[Task input Boundary: Start]

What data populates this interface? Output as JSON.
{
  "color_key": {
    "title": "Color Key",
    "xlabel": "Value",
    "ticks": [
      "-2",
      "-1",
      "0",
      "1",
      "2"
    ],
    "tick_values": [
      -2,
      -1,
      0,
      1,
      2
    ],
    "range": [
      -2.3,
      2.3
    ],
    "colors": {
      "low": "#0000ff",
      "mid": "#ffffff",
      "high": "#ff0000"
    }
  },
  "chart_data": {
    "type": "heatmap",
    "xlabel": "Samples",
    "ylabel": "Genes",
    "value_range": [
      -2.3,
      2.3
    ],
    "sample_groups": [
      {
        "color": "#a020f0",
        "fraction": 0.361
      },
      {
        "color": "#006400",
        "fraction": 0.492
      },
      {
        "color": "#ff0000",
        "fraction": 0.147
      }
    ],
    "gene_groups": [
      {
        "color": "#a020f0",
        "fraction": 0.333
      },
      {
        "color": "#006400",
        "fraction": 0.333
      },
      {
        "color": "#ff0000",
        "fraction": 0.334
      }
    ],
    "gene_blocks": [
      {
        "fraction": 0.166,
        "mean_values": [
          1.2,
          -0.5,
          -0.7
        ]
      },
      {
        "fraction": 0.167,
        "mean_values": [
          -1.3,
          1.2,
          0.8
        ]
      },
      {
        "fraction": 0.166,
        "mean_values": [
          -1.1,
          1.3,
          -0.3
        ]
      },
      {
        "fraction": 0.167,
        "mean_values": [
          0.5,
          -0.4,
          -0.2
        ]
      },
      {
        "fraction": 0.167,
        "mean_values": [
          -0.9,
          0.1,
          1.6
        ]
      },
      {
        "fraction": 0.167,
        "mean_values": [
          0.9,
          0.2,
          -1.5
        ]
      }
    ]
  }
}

[Task input Boundary: End]
[Task input Boundary: Start]

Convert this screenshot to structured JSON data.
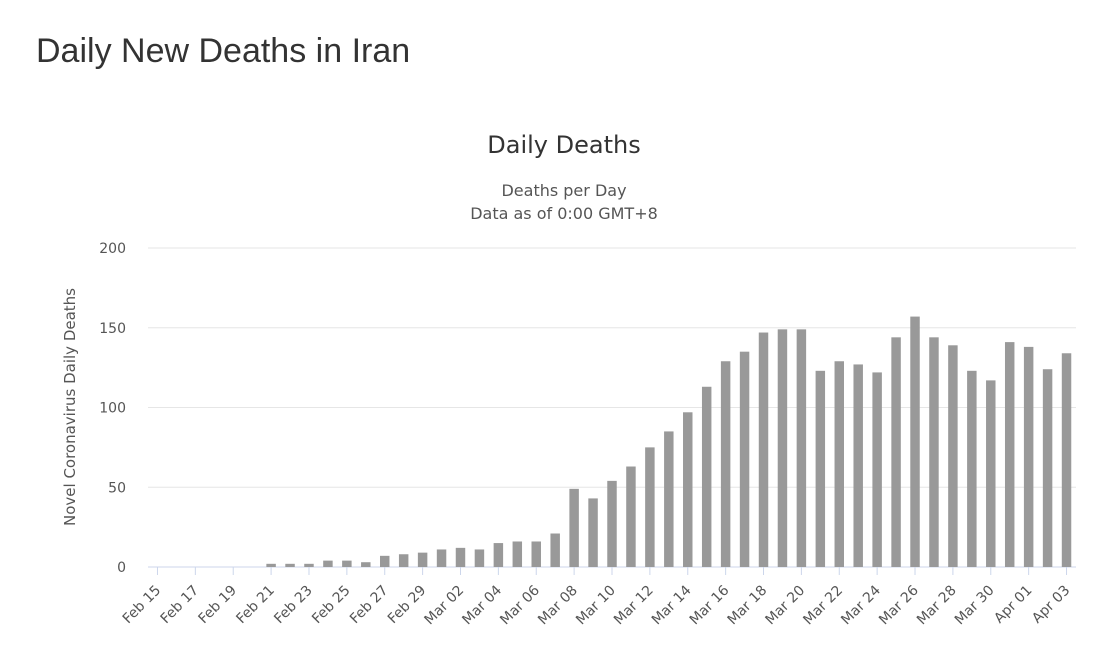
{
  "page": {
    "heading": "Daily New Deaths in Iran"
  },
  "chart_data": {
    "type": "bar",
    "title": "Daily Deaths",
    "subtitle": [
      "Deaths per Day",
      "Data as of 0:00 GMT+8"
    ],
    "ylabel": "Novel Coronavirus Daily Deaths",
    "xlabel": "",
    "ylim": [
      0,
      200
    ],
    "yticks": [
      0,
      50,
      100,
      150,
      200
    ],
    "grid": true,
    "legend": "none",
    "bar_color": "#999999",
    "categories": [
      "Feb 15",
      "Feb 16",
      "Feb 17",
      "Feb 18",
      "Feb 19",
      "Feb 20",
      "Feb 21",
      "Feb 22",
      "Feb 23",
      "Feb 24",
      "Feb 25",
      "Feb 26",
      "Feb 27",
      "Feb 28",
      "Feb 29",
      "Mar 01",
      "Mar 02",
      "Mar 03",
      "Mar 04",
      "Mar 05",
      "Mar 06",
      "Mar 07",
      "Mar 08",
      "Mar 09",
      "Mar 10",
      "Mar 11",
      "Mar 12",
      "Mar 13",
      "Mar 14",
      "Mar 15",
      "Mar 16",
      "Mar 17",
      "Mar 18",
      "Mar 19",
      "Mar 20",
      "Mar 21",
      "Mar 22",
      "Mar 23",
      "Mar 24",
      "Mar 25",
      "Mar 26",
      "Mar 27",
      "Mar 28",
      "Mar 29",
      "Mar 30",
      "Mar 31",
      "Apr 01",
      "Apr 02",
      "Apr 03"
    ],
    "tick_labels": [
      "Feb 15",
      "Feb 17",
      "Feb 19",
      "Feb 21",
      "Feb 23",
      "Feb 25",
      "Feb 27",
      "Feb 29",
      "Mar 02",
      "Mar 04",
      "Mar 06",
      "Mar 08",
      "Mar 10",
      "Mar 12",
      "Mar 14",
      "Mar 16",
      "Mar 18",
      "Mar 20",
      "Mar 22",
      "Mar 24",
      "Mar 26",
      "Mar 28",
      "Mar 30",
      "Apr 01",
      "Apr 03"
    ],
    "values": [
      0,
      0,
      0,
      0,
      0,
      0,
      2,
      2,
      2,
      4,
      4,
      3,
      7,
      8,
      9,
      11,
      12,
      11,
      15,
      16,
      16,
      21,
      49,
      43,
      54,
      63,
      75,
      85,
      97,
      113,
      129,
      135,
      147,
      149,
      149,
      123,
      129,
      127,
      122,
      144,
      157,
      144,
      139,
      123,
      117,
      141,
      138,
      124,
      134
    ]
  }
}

[Task input Boundary: End]
[Task input Boundary: Start]

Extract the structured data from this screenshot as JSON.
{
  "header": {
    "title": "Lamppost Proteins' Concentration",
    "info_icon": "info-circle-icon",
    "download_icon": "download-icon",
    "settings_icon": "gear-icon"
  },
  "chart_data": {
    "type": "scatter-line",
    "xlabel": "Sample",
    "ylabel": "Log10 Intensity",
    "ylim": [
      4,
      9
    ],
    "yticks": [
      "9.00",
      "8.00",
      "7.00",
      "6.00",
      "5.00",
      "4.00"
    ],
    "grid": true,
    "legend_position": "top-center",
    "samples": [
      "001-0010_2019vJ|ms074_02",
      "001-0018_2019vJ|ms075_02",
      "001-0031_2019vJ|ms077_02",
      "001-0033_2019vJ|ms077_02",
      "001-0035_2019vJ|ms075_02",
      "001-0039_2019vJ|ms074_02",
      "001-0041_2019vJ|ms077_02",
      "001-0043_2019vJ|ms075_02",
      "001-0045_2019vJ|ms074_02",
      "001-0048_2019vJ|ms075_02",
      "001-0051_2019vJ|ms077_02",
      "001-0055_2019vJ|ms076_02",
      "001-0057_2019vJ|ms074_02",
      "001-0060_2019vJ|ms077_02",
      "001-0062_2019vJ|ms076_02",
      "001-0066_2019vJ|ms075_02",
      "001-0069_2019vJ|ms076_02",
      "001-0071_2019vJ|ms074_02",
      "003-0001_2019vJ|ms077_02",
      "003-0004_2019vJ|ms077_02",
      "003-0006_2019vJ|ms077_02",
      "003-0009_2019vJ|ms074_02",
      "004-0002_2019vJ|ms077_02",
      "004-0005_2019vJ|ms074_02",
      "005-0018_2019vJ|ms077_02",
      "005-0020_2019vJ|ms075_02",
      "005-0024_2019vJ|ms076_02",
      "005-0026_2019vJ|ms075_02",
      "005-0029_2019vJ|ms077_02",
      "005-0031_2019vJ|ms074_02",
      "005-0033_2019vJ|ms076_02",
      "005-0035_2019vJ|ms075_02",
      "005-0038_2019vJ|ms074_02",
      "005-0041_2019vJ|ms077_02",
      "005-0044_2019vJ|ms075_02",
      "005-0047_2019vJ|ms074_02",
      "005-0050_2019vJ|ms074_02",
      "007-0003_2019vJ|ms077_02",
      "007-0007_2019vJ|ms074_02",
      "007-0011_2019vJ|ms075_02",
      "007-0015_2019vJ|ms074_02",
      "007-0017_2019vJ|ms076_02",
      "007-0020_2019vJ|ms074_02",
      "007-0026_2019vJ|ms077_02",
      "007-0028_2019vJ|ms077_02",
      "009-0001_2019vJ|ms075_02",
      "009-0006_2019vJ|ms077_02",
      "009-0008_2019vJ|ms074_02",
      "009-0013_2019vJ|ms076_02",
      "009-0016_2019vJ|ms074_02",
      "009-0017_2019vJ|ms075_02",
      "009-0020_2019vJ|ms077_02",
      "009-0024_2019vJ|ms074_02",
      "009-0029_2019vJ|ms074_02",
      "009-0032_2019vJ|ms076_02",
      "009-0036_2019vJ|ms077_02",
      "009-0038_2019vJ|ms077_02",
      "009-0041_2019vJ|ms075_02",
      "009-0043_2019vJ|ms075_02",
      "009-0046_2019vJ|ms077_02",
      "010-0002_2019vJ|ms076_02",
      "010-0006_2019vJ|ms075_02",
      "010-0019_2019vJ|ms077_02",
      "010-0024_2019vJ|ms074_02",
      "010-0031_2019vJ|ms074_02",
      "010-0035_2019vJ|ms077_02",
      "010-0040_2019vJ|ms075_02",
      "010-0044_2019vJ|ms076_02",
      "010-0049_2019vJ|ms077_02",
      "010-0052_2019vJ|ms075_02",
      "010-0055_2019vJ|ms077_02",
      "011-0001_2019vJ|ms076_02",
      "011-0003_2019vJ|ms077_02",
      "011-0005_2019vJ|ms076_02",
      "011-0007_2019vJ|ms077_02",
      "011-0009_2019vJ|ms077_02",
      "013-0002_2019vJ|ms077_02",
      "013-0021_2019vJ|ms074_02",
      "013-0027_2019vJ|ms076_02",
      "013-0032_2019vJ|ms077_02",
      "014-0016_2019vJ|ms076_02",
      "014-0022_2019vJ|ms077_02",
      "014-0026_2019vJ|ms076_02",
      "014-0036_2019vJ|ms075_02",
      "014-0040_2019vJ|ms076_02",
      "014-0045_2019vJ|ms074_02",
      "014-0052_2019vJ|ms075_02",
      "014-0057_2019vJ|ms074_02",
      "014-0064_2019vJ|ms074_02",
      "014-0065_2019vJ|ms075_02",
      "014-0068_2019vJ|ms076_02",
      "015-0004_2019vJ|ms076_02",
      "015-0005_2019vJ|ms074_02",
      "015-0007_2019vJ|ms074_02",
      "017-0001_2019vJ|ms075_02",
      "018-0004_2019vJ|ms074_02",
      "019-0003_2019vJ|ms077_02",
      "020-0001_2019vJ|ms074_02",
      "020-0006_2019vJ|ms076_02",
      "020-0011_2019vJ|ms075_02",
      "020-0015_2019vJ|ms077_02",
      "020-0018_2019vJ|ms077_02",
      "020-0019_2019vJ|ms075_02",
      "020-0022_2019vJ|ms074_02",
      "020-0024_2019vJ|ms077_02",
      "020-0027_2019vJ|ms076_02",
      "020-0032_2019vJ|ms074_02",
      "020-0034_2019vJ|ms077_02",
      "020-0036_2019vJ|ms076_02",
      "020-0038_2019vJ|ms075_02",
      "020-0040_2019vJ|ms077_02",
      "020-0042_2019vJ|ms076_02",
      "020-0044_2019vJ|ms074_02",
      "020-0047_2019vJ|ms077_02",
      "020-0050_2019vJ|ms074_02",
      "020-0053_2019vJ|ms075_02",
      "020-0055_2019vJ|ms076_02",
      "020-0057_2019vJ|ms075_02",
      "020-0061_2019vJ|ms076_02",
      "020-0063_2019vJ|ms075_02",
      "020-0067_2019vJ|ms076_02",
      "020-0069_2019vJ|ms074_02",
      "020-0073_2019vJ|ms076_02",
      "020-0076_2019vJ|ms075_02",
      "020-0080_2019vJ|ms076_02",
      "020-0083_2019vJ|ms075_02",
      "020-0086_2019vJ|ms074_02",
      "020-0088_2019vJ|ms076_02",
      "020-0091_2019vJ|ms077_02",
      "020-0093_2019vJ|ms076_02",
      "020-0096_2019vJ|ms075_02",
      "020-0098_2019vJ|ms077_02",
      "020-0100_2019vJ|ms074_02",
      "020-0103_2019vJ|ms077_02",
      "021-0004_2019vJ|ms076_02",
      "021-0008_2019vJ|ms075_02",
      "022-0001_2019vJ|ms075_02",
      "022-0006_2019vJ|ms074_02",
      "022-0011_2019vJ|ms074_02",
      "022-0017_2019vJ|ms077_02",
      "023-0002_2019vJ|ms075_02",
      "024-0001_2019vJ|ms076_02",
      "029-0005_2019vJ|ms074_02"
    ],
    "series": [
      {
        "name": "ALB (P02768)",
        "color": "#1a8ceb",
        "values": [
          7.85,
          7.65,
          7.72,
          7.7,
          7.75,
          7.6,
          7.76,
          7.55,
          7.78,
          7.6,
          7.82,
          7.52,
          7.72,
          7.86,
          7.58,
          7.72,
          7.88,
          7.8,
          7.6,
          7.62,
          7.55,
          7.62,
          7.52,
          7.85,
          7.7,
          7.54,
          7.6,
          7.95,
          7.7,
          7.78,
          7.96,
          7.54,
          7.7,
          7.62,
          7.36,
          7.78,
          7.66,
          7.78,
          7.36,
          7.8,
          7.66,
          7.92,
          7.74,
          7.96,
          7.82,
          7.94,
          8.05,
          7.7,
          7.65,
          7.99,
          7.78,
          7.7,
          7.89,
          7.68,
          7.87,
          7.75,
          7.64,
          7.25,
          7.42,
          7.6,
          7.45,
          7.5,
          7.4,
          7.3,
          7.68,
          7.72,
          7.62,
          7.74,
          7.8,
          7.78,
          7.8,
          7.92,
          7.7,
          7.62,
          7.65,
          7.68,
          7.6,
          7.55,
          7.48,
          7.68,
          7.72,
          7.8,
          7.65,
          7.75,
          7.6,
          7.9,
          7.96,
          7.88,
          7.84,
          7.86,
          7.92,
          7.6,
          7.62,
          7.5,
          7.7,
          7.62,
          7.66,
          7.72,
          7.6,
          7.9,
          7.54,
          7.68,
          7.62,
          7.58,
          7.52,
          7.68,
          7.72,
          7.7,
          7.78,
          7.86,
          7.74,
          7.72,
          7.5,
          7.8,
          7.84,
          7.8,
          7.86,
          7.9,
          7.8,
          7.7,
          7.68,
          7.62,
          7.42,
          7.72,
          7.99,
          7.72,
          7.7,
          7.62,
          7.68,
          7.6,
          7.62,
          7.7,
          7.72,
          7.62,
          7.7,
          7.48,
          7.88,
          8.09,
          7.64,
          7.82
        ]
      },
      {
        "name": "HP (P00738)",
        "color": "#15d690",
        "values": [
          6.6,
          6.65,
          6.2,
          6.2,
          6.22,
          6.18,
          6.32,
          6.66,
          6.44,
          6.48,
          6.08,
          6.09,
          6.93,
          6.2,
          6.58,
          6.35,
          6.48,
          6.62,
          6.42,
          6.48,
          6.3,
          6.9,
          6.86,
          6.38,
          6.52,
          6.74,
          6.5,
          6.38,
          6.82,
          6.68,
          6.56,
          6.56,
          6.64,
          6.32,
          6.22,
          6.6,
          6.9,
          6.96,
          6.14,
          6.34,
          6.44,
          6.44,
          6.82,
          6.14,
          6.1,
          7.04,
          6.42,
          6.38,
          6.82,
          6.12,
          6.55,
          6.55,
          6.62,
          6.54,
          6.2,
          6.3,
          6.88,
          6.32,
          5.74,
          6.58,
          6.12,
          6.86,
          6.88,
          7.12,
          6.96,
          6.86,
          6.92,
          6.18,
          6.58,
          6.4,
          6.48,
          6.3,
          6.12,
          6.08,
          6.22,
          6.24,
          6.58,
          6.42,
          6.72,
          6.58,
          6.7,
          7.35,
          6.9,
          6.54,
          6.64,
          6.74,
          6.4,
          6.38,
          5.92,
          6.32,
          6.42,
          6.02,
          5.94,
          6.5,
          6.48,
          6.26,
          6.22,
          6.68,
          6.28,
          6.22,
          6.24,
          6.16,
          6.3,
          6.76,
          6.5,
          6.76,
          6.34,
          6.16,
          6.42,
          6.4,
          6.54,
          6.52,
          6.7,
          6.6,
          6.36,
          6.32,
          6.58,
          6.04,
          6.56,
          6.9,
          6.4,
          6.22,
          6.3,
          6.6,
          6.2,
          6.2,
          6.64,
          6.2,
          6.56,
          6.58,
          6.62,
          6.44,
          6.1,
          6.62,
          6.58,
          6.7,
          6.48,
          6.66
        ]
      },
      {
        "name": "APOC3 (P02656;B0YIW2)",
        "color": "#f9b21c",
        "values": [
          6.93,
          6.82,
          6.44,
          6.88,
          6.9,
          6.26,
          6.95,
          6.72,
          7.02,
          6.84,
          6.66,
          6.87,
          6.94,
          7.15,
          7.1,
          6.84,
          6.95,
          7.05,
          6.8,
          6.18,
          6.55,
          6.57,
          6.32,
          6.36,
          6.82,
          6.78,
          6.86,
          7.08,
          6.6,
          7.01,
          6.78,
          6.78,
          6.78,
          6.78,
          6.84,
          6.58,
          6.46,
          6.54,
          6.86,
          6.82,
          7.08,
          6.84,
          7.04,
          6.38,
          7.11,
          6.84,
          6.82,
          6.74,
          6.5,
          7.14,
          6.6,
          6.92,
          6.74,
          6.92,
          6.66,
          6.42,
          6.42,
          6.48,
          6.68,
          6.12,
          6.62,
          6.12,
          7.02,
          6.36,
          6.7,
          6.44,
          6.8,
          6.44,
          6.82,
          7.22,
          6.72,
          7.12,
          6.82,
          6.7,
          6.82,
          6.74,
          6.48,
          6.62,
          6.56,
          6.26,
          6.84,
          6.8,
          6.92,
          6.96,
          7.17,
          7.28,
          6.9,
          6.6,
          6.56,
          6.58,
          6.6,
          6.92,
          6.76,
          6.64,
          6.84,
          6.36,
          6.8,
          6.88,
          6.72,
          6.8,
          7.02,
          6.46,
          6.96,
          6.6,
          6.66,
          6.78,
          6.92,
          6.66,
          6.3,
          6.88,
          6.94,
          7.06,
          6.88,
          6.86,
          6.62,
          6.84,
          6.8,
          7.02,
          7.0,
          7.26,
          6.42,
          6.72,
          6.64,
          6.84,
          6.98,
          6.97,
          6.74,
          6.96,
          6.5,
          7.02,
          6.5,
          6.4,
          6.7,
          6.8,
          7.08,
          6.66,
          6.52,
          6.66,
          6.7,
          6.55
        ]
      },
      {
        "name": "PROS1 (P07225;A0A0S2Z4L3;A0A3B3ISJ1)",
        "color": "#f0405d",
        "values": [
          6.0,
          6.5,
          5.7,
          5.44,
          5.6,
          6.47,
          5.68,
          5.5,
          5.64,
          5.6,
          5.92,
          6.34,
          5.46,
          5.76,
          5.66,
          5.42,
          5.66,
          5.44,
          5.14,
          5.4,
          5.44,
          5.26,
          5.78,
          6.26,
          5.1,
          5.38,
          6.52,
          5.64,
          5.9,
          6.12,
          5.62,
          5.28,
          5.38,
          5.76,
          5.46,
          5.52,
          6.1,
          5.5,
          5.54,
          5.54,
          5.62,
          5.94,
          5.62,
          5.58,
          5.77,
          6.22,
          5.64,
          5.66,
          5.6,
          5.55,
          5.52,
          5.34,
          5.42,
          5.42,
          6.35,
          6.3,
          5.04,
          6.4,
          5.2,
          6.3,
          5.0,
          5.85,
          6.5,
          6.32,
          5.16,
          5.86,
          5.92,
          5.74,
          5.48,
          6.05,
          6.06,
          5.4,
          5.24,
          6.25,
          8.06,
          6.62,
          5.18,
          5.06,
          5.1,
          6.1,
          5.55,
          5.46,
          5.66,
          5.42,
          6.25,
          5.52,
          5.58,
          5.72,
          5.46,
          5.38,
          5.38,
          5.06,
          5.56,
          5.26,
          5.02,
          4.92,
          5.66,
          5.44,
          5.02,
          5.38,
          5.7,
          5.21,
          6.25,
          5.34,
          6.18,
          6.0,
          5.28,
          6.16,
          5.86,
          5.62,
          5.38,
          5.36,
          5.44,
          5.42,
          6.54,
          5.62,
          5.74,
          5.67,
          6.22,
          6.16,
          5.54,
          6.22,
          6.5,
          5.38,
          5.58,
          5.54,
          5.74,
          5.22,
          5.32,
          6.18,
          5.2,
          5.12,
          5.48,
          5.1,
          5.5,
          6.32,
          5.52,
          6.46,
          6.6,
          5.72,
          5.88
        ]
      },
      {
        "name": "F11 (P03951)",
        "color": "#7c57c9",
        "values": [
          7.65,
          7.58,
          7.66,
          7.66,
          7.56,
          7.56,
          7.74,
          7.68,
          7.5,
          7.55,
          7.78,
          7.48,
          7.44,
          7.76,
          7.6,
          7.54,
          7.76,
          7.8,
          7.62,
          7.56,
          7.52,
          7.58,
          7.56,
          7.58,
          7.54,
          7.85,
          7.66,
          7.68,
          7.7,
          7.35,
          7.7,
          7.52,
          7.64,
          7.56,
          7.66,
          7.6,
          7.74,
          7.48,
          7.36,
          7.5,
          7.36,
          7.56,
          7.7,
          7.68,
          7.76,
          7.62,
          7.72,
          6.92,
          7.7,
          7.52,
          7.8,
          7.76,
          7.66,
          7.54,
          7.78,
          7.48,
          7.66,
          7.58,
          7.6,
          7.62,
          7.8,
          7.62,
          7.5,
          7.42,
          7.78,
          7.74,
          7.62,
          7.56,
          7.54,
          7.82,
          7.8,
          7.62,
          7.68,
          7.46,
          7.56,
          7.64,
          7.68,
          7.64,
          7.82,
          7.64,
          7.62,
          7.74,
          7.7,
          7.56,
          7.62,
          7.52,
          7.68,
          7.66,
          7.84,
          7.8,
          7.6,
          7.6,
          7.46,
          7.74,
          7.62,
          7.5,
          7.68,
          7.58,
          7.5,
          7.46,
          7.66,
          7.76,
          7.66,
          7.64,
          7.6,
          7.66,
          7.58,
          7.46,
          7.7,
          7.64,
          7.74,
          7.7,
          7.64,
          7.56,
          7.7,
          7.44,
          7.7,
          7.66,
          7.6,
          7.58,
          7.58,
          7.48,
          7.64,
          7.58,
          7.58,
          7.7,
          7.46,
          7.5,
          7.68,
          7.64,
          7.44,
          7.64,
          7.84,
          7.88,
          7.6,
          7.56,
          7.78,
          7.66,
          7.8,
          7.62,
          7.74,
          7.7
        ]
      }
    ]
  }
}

[Task input Boundary: End]

Task description: Tally the lines above that hold "Daily" and write the result as a lone number.

Result of the task: 3